**Directions for this task**
List each line of the data that holds the string "Index".

**Data for this task**
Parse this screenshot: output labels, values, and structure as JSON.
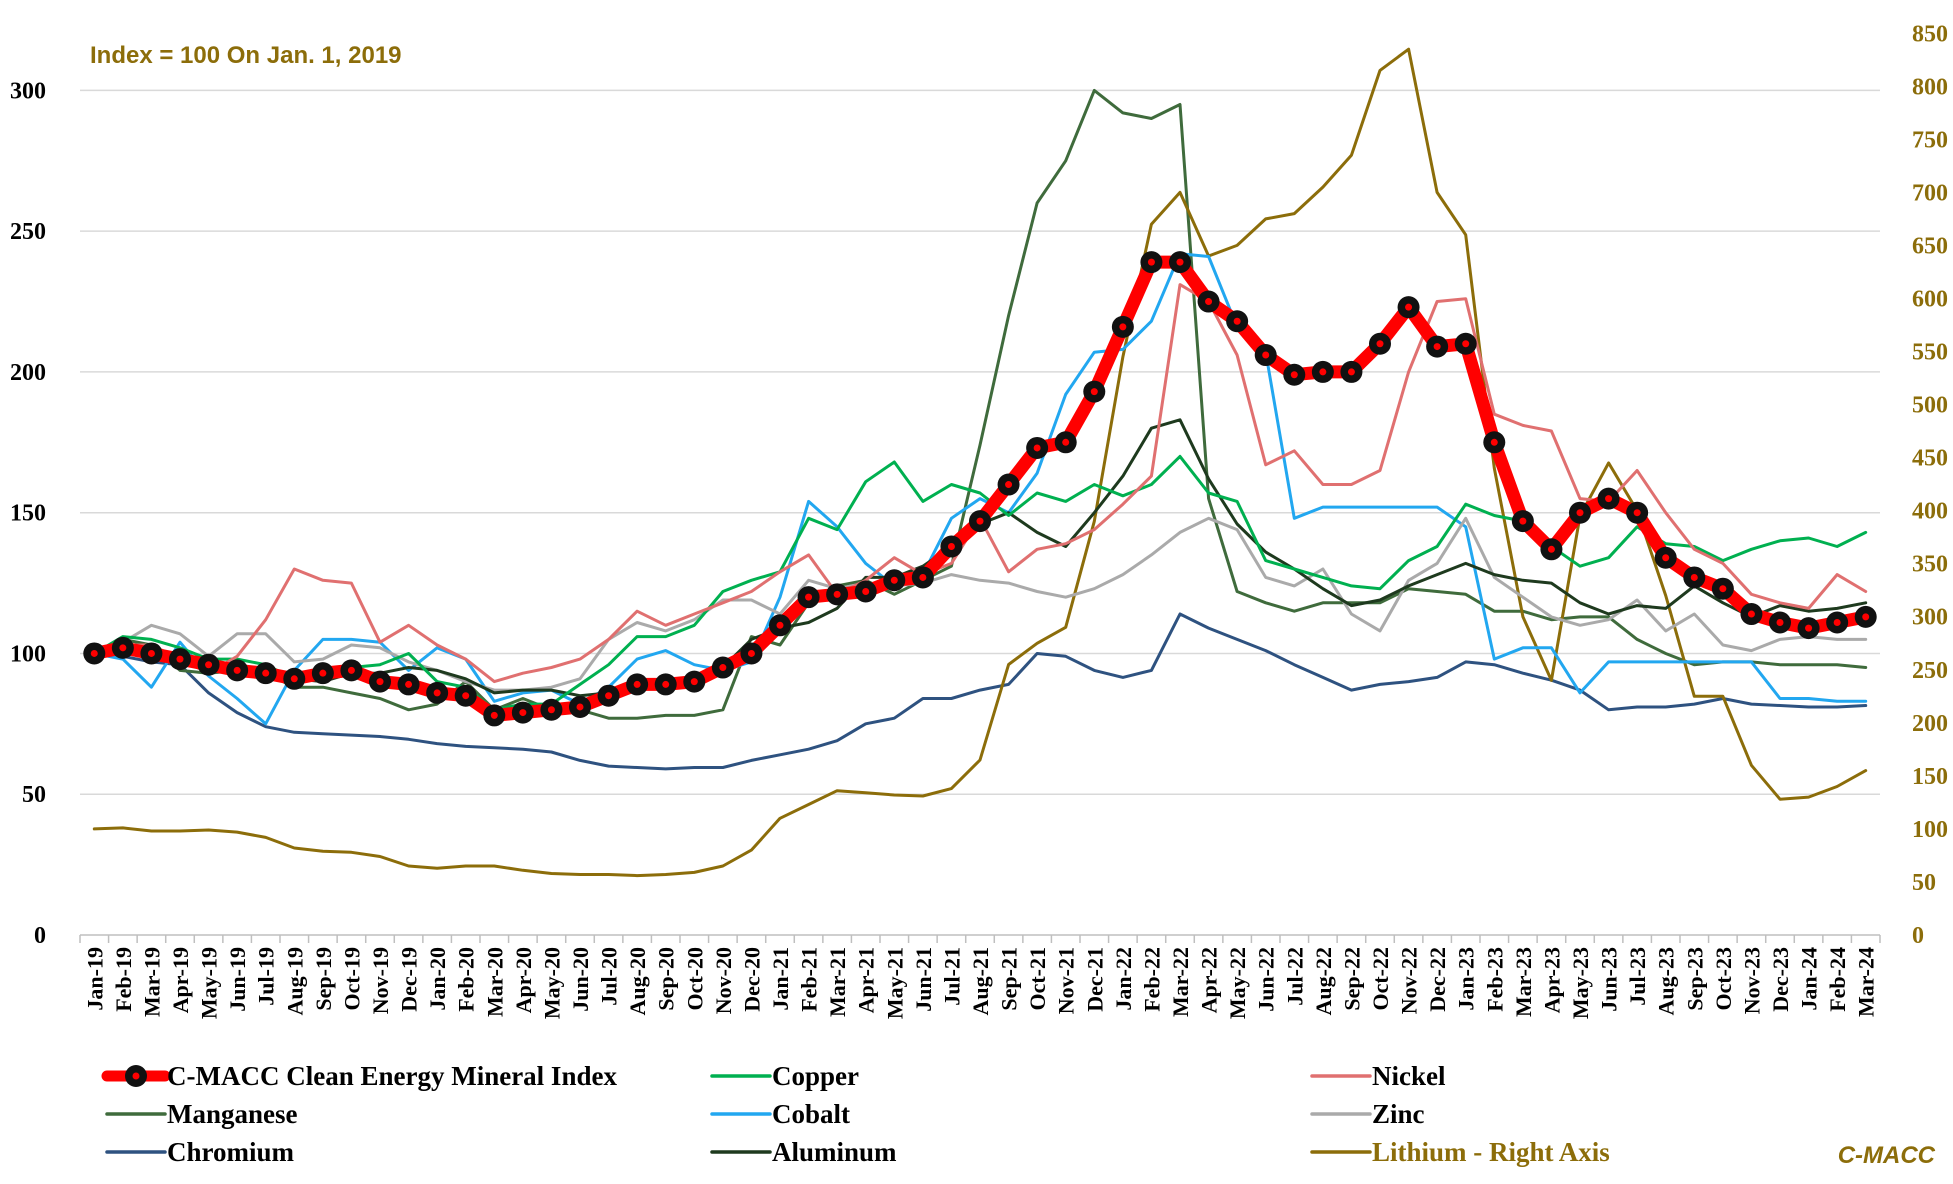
{
  "chart_data": {
    "type": "line",
    "subtitle": "Index = 100 On Jan. 1, 2019",
    "credit": "C-MACC",
    "left_axis": {
      "ylim": [
        0,
        325
      ],
      "ticks": [
        0,
        50,
        100,
        150,
        200,
        250,
        300
      ]
    },
    "right_axis": {
      "ylim": [
        0,
        862.5
      ],
      "ticks": [
        0,
        50,
        100,
        150,
        200,
        250,
        300,
        350,
        400,
        450,
        500,
        550,
        600,
        650,
        700,
        750,
        800,
        850
      ]
    },
    "grid": "horizontal",
    "legend_position": "bottom",
    "categories": [
      "Jan-19",
      "Feb-19",
      "Mar-19",
      "Apr-19",
      "May-19",
      "Jun-19",
      "Jul-19",
      "Aug-19",
      "Sep-19",
      "Oct-19",
      "Nov-19",
      "Dec-19",
      "Jan-20",
      "Feb-20",
      "Mar-20",
      "Apr-20",
      "May-20",
      "Jun-20",
      "Jul-20",
      "Aug-20",
      "Sep-20",
      "Oct-20",
      "Nov-20",
      "Dec-20",
      "Jan-21",
      "Feb-21",
      "Mar-21",
      "Apr-21",
      "May-21",
      "Jun-21",
      "Jul-21",
      "Aug-21",
      "Sep-21",
      "Oct-21",
      "Nov-21",
      "Dec-21",
      "Jan-22",
      "Feb-22",
      "Mar-22",
      "Apr-22",
      "May-22",
      "Jun-22",
      "Jul-22",
      "Aug-22",
      "Sep-22",
      "Oct-22",
      "Nov-22",
      "Dec-22",
      "Jan-23",
      "Feb-23",
      "Mar-23",
      "Apr-23",
      "May-23",
      "Jun-23",
      "Jul-23",
      "Aug-23",
      "Sep-23",
      "Oct-23",
      "Nov-23",
      "Dec-23",
      "Jan-24",
      "Feb-24",
      "Mar-24"
    ],
    "series": [
      {
        "name": "Chromium",
        "color": "#2e5280",
        "axis": "left",
        "width": 3,
        "values": [
          100,
          99,
          97,
          96,
          86,
          79,
          74,
          72,
          71.5,
          71,
          70.5,
          69.5,
          68,
          67,
          66.5,
          66,
          65,
          62,
          60,
          59.5,
          59,
          59.5,
          59.5,
          62,
          64,
          66,
          69,
          75,
          77,
          84,
          84,
          87,
          89,
          100,
          99,
          94,
          91.5,
          94,
          114,
          109,
          105,
          101,
          96,
          91.5,
          87,
          89,
          90,
          91.5,
          97,
          96,
          93,
          90.5,
          87,
          80,
          81,
          81,
          82,
          84,
          82,
          81.5,
          81,
          81,
          81.5
        ]
      },
      {
        "name": "Manganese",
        "color": "#3f6b3c",
        "axis": "left",
        "width": 3,
        "values": [
          100,
          105,
          103,
          94,
          93,
          94,
          93,
          88,
          88,
          86,
          84,
          80,
          82,
          90,
          80,
          84,
          80,
          80,
          77,
          77,
          78,
          78,
          80,
          106,
          103,
          118,
          124,
          126,
          121,
          126,
          131,
          174,
          220,
          260,
          275,
          300,
          292,
          290,
          295,
          155,
          122,
          118,
          115,
          118,
          118,
          118,
          123,
          122,
          121,
          115,
          115,
          112,
          113,
          113,
          105,
          100,
          96,
          97,
          97,
          96,
          96,
          96,
          95
        ]
      },
      {
        "name": "Lithium - Right Axis",
        "color": "#8c6d0a",
        "axis": "right",
        "width": 3,
        "values": [
          100,
          101,
          98,
          98,
          99,
          97,
          92,
          82,
          79,
          78,
          74,
          65,
          63,
          65,
          65,
          61,
          58,
          57,
          57,
          56,
          57,
          59,
          65,
          80,
          110,
          123,
          136,
          134,
          132,
          131,
          138,
          165,
          255,
          275,
          290,
          390,
          545,
          670,
          700,
          640,
          650,
          675,
          680,
          705,
          735,
          815,
          835,
          700,
          660,
          440,
          300,
          240,
          395,
          445,
          400,
          320,
          225,
          225,
          160,
          128,
          130,
          140,
          155
        ]
      },
      {
        "name": "Cobalt",
        "color": "#22a7f0",
        "axis": "left",
        "width": 3,
        "values": [
          100,
          98,
          88,
          104,
          92,
          84,
          75,
          94,
          105,
          105,
          104,
          94,
          102,
          98,
          83,
          86,
          87,
          82,
          88,
          98,
          101,
          96,
          94,
          97,
          120,
          154,
          145,
          132,
          124,
          128,
          148,
          155,
          150,
          164,
          192,
          207,
          208,
          218,
          242,
          241,
          216,
          207,
          148,
          152,
          152,
          152,
          152,
          152,
          145,
          98,
          102,
          102,
          86,
          97,
          97,
          97,
          97,
          97,
          97,
          84,
          84,
          83,
          83
        ]
      },
      {
        "name": "Zinc",
        "color": "#aaaaaa",
        "axis": "left",
        "width": 3,
        "values": [
          100,
          104,
          110,
          107,
          99,
          107,
          107,
          97,
          98,
          103,
          102,
          97,
          94,
          90,
          87,
          87,
          88,
          91,
          105,
          111,
          108,
          112,
          119,
          119,
          114,
          126,
          123,
          125,
          124,
          125,
          128,
          126,
          125,
          122,
          120,
          123,
          128,
          135,
          143,
          148,
          144,
          127,
          124,
          130,
          114,
          108,
          126,
          132,
          148,
          127,
          120,
          113,
          110,
          112,
          119,
          108,
          114,
          103,
          101,
          105,
          106,
          105,
          105
        ]
      },
      {
        "name": "Aluminum",
        "color": "#1e3a1e",
        "axis": "left",
        "width": 3,
        "values": [
          100,
          101,
          100,
          98,
          96,
          94,
          93,
          91,
          90,
          93,
          93,
          95,
          94,
          91,
          86,
          87,
          87,
          85,
          86,
          91,
          88,
          91,
          95,
          105,
          109,
          111,
          116,
          127,
          127,
          131,
          138,
          146,
          150,
          143,
          138,
          150,
          163,
          180,
          183,
          162,
          146,
          136,
          130,
          123,
          117,
          119,
          124,
          128,
          132,
          128,
          126,
          125,
          118,
          114,
          117,
          116,
          124,
          118,
          113,
          117,
          115,
          116,
          118
        ]
      },
      {
        "name": "Copper",
        "color": "#00b050",
        "axis": "left",
        "width": 3,
        "values": [
          100,
          106,
          105,
          102,
          98,
          98,
          96,
          91,
          92,
          95,
          96,
          100,
          90,
          88,
          80,
          82,
          82,
          89,
          96,
          106,
          106,
          110,
          122,
          126,
          129,
          148,
          144,
          161,
          168,
          154,
          160,
          157,
          149,
          157,
          154,
          160,
          156,
          160,
          170,
          157,
          154,
          133,
          130,
          127,
          124,
          123,
          133,
          138,
          153,
          149,
          147,
          138,
          131,
          134,
          145,
          139,
          138,
          133,
          137,
          140,
          141,
          138,
          143
        ]
      },
      {
        "name": "Nickel",
        "color": "#e07070",
        "axis": "left",
        "width": 3,
        "values": [
          100,
          103,
          103,
          98,
          93,
          99,
          112,
          130,
          126,
          125,
          104,
          110,
          103,
          98,
          90,
          93,
          95,
          98,
          105,
          115,
          110,
          114,
          118,
          122,
          129,
          135,
          121,
          126,
          134,
          128,
          132,
          148,
          129,
          137,
          139,
          144,
          153,
          163,
          231,
          225,
          206,
          167,
          172,
          160,
          160,
          165,
          200,
          225,
          226,
          185,
          181,
          179,
          155,
          154,
          165,
          150,
          137,
          132,
          121,
          118,
          116,
          128,
          122
        ]
      },
      {
        "name": "C-MACC Clean Energy Mineral Index",
        "color": "#ff0000",
        "axis": "left",
        "width": 13,
        "markers": true,
        "values": [
          100,
          102,
          100,
          98,
          96,
          94,
          93,
          91,
          93,
          94,
          90,
          89,
          86,
          85,
          78,
          79,
          80,
          81,
          85,
          89,
          89,
          90,
          95,
          100,
          110,
          120,
          121,
          122,
          126,
          127,
          138,
          147,
          160,
          173,
          175,
          193,
          216,
          239,
          239,
          225,
          218,
          206,
          199,
          200,
          200,
          210,
          223,
          209,
          210,
          175,
          147,
          137,
          150,
          155,
          150,
          134,
          127,
          123,
          114,
          111,
          109,
          111,
          113
        ]
      }
    ]
  },
  "legend": [
    {
      "label": "C-MACC Clean Energy Mineral Index",
      "series": 8
    },
    {
      "label": "Copper",
      "series": 6
    },
    {
      "label": "Nickel",
      "series": 7
    },
    {
      "label": "Manganese",
      "series": 1
    },
    {
      "label": "Cobalt",
      "series": 3
    },
    {
      "label": "Zinc",
      "series": 4
    },
    {
      "label": "Chromium",
      "series": 0
    },
    {
      "label": "Aluminum",
      "series": 5
    },
    {
      "label": "Lithium - Right Axis",
      "series": 2
    }
  ]
}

**Completed exercise**
    "subtitle": "Index = 100 On Jan. 1, 2019",
        "name": "C-MACC Clean Energy Mineral Index",
      "label": "C-MACC Clean Energy Mineral Index",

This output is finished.